DATA SHOWN ▸

++++++++++

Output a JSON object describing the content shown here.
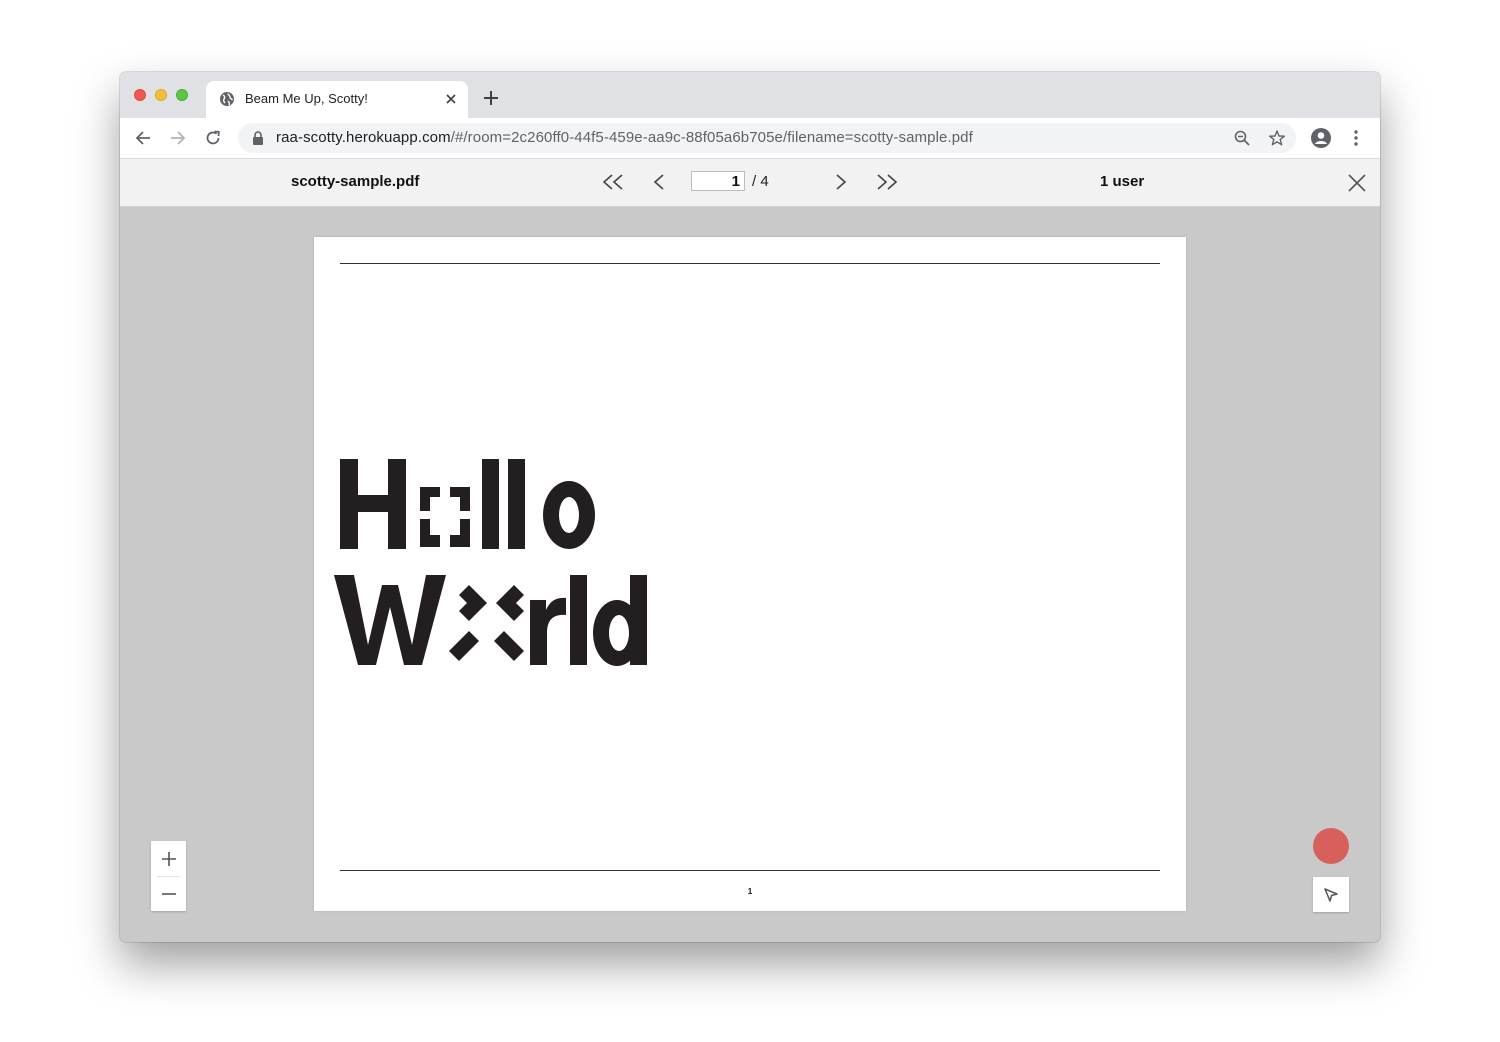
{
  "browser": {
    "tab_title": "Beam Me Up, Scotty!",
    "tab_icon": "globe-icon",
    "url_host": "raa-scotty.herokuapp.com",
    "url_path": "/#/room=2c260ff0-44f5-459e-aa9c-88f05a6b705e/filename=scotty-sample.pdf"
  },
  "viewer": {
    "filename": "scotty-sample.pdf",
    "current_page": "1",
    "total_pages": "/ 4",
    "users": "1 user"
  },
  "document": {
    "logo_text": "Hello World",
    "page_number": "1"
  },
  "colors": {
    "record": "#d9534f",
    "viewer_bg": "#c9c9c9",
    "header_bg": "#f2f2f2"
  }
}
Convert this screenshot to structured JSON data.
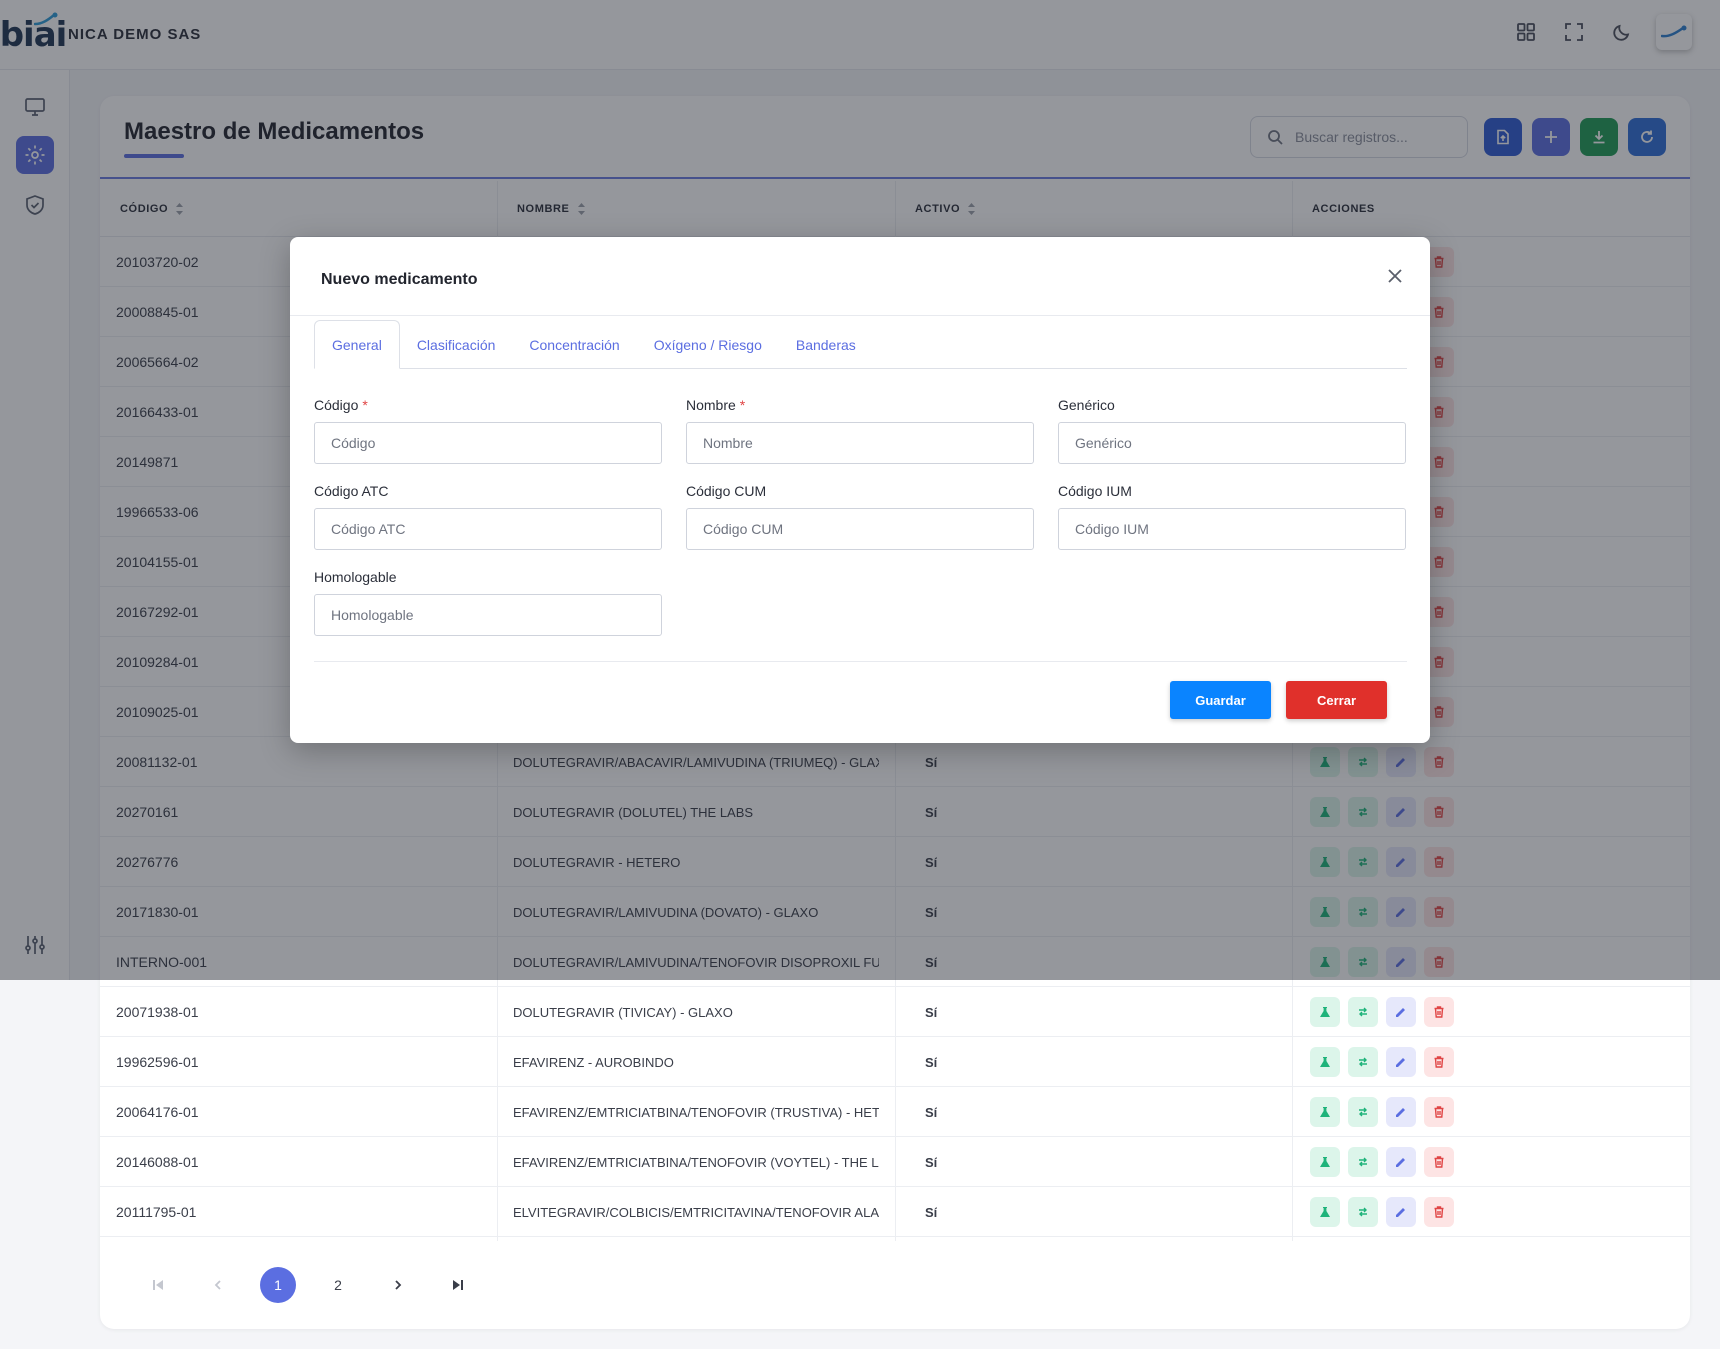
{
  "header": {
    "logo_text": "biai",
    "company": "NICA DEMO SAS",
    "icons": [
      "grid-icon",
      "fullscreen-icon",
      "moon-icon",
      "user-avatar"
    ]
  },
  "sidebar": {
    "items": [
      "monitor-icon",
      "gear-icon",
      "shield-check-icon"
    ],
    "bottom": "sliders-icon"
  },
  "page": {
    "title": "Maestro de Medicamentos",
    "search_placeholder": "Buscar registros...",
    "colors": {
      "accent": "#5b6ee1",
      "primary": "#2f5bd3",
      "success": "#1f9b55",
      "danger": "#e0302b",
      "save": "#0a84ff"
    }
  },
  "table": {
    "columns": [
      "CÓDIGO",
      "NOMBRE",
      "ACTIVO",
      "ACCIONES"
    ],
    "rows": [
      {
        "code": "20103720-02",
        "name": "",
        "active": ""
      },
      {
        "code": "20008845-01",
        "name": "",
        "active": ""
      },
      {
        "code": "20065664-02",
        "name": "",
        "active": ""
      },
      {
        "code": "20166433-01",
        "name": "",
        "active": ""
      },
      {
        "code": "20149871",
        "name": "",
        "active": ""
      },
      {
        "code": "19966533-06",
        "name": "",
        "active": ""
      },
      {
        "code": "20104155-01",
        "name": "",
        "active": ""
      },
      {
        "code": "20167292-01",
        "name": "",
        "active": ""
      },
      {
        "code": "20109284-01",
        "name": "",
        "active": ""
      },
      {
        "code": "20109025-01",
        "name": "",
        "active": ""
      },
      {
        "code": "20081132-01",
        "name": "DOLUTEGRAVIR/ABACAVIR/LAMIVUDINA (TRIUMEQ) - GLAXO",
        "active": "Sí"
      },
      {
        "code": "20270161",
        "name": "DOLUTEGRAVIR (DOLUTEL) THE LABS",
        "active": "Sí"
      },
      {
        "code": "20276776",
        "name": "DOLUTEGRAVIR - HETERO",
        "active": "Sí"
      },
      {
        "code": "20171830-01",
        "name": "DOLUTEGRAVIR/LAMIVUDINA (DOVATO) - GLAXO",
        "active": "Sí"
      },
      {
        "code": "INTERNO-001",
        "name": "DOLUTEGRAVIR/LAMIVUDINA/TENOFOVIR DISOPROXIL FUMARATO",
        "active": "Sí"
      },
      {
        "code": "20071938-01",
        "name": "DOLUTEGRAVIR (TIVICAY) - GLAXO",
        "active": "Sí"
      },
      {
        "code": "19962596-01",
        "name": "EFAVIRENZ - AUROBINDO",
        "active": "Sí"
      },
      {
        "code": "20064176-01",
        "name": "EFAVIRENZ/EMTRICIATBINA/TENOFOVIR (TRUSTIVA) - HETERO",
        "active": "Sí"
      },
      {
        "code": "20146088-01",
        "name": "EFAVIRENZ/EMTRICIATBINA/TENOFOVIR (VOYTEL) - THE LABS",
        "active": "Sí"
      },
      {
        "code": "20111795-01",
        "name": "ELVITEGRAVIR/COLBICIS/EMTRICITAVINA/TENOFOVIR ALAFENAMIDA",
        "active": "Sí"
      }
    ]
  },
  "pagination": {
    "pages": [
      "1",
      "2"
    ],
    "current": "1"
  },
  "modal": {
    "title": "Nuevo medicamento",
    "tabs": [
      "General",
      "Clasificación",
      "Concentración",
      "Oxígeno / Riesgo",
      "Banderas"
    ],
    "fields": {
      "codigo": {
        "label": "Código",
        "placeholder": "Código",
        "required": "*"
      },
      "nombre": {
        "label": "Nombre",
        "placeholder": "Nombre",
        "required": "*"
      },
      "generico": {
        "label": "Genérico",
        "placeholder": "Genérico"
      },
      "atc": {
        "label": "Código ATC",
        "placeholder": "Código ATC"
      },
      "cum": {
        "label": "Código CUM",
        "placeholder": "Código CUM"
      },
      "ium": {
        "label": "Código IUM",
        "placeholder": "Código IUM"
      },
      "homologable": {
        "label": "Homologable",
        "placeholder": "Homologable"
      }
    },
    "save_label": "Guardar",
    "close_label": "Cerrar"
  }
}
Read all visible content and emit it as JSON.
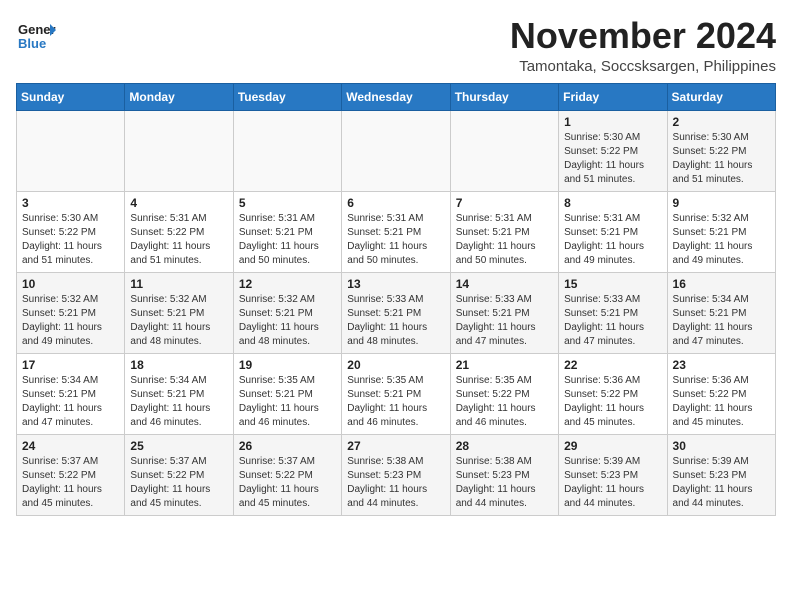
{
  "header": {
    "logo_line1": "General",
    "logo_line2": "Blue",
    "month": "November 2024",
    "location": "Tamontaka, Soccsksargen, Philippines"
  },
  "weekdays": [
    "Sunday",
    "Monday",
    "Tuesday",
    "Wednesday",
    "Thursday",
    "Friday",
    "Saturday"
  ],
  "weeks": [
    [
      {
        "day": "",
        "info": ""
      },
      {
        "day": "",
        "info": ""
      },
      {
        "day": "",
        "info": ""
      },
      {
        "day": "",
        "info": ""
      },
      {
        "day": "",
        "info": ""
      },
      {
        "day": "1",
        "info": "Sunrise: 5:30 AM\nSunset: 5:22 PM\nDaylight: 11 hours and 51 minutes."
      },
      {
        "day": "2",
        "info": "Sunrise: 5:30 AM\nSunset: 5:22 PM\nDaylight: 11 hours and 51 minutes."
      }
    ],
    [
      {
        "day": "3",
        "info": "Sunrise: 5:30 AM\nSunset: 5:22 PM\nDaylight: 11 hours and 51 minutes."
      },
      {
        "day": "4",
        "info": "Sunrise: 5:31 AM\nSunset: 5:22 PM\nDaylight: 11 hours and 51 minutes."
      },
      {
        "day": "5",
        "info": "Sunrise: 5:31 AM\nSunset: 5:21 PM\nDaylight: 11 hours and 50 minutes."
      },
      {
        "day": "6",
        "info": "Sunrise: 5:31 AM\nSunset: 5:21 PM\nDaylight: 11 hours and 50 minutes."
      },
      {
        "day": "7",
        "info": "Sunrise: 5:31 AM\nSunset: 5:21 PM\nDaylight: 11 hours and 50 minutes."
      },
      {
        "day": "8",
        "info": "Sunrise: 5:31 AM\nSunset: 5:21 PM\nDaylight: 11 hours and 49 minutes."
      },
      {
        "day": "9",
        "info": "Sunrise: 5:32 AM\nSunset: 5:21 PM\nDaylight: 11 hours and 49 minutes."
      }
    ],
    [
      {
        "day": "10",
        "info": "Sunrise: 5:32 AM\nSunset: 5:21 PM\nDaylight: 11 hours and 49 minutes."
      },
      {
        "day": "11",
        "info": "Sunrise: 5:32 AM\nSunset: 5:21 PM\nDaylight: 11 hours and 48 minutes."
      },
      {
        "day": "12",
        "info": "Sunrise: 5:32 AM\nSunset: 5:21 PM\nDaylight: 11 hours and 48 minutes."
      },
      {
        "day": "13",
        "info": "Sunrise: 5:33 AM\nSunset: 5:21 PM\nDaylight: 11 hours and 48 minutes."
      },
      {
        "day": "14",
        "info": "Sunrise: 5:33 AM\nSunset: 5:21 PM\nDaylight: 11 hours and 47 minutes."
      },
      {
        "day": "15",
        "info": "Sunrise: 5:33 AM\nSunset: 5:21 PM\nDaylight: 11 hours and 47 minutes."
      },
      {
        "day": "16",
        "info": "Sunrise: 5:34 AM\nSunset: 5:21 PM\nDaylight: 11 hours and 47 minutes."
      }
    ],
    [
      {
        "day": "17",
        "info": "Sunrise: 5:34 AM\nSunset: 5:21 PM\nDaylight: 11 hours and 47 minutes."
      },
      {
        "day": "18",
        "info": "Sunrise: 5:34 AM\nSunset: 5:21 PM\nDaylight: 11 hours and 46 minutes."
      },
      {
        "day": "19",
        "info": "Sunrise: 5:35 AM\nSunset: 5:21 PM\nDaylight: 11 hours and 46 minutes."
      },
      {
        "day": "20",
        "info": "Sunrise: 5:35 AM\nSunset: 5:21 PM\nDaylight: 11 hours and 46 minutes."
      },
      {
        "day": "21",
        "info": "Sunrise: 5:35 AM\nSunset: 5:22 PM\nDaylight: 11 hours and 46 minutes."
      },
      {
        "day": "22",
        "info": "Sunrise: 5:36 AM\nSunset: 5:22 PM\nDaylight: 11 hours and 45 minutes."
      },
      {
        "day": "23",
        "info": "Sunrise: 5:36 AM\nSunset: 5:22 PM\nDaylight: 11 hours and 45 minutes."
      }
    ],
    [
      {
        "day": "24",
        "info": "Sunrise: 5:37 AM\nSunset: 5:22 PM\nDaylight: 11 hours and 45 minutes."
      },
      {
        "day": "25",
        "info": "Sunrise: 5:37 AM\nSunset: 5:22 PM\nDaylight: 11 hours and 45 minutes."
      },
      {
        "day": "26",
        "info": "Sunrise: 5:37 AM\nSunset: 5:22 PM\nDaylight: 11 hours and 45 minutes."
      },
      {
        "day": "27",
        "info": "Sunrise: 5:38 AM\nSunset: 5:23 PM\nDaylight: 11 hours and 44 minutes."
      },
      {
        "day": "28",
        "info": "Sunrise: 5:38 AM\nSunset: 5:23 PM\nDaylight: 11 hours and 44 minutes."
      },
      {
        "day": "29",
        "info": "Sunrise: 5:39 AM\nSunset: 5:23 PM\nDaylight: 11 hours and 44 minutes."
      },
      {
        "day": "30",
        "info": "Sunrise: 5:39 AM\nSunset: 5:23 PM\nDaylight: 11 hours and 44 minutes."
      }
    ]
  ]
}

++++++++++

WHAT YOU NEED TO DO ▸
Select all lines in the listing above where the word "content" appears, and show them.

SOLUTION FOR THIS TASK ▸
Output a JSON object describing the content shown here.
Read all visible content and emit it as JSON.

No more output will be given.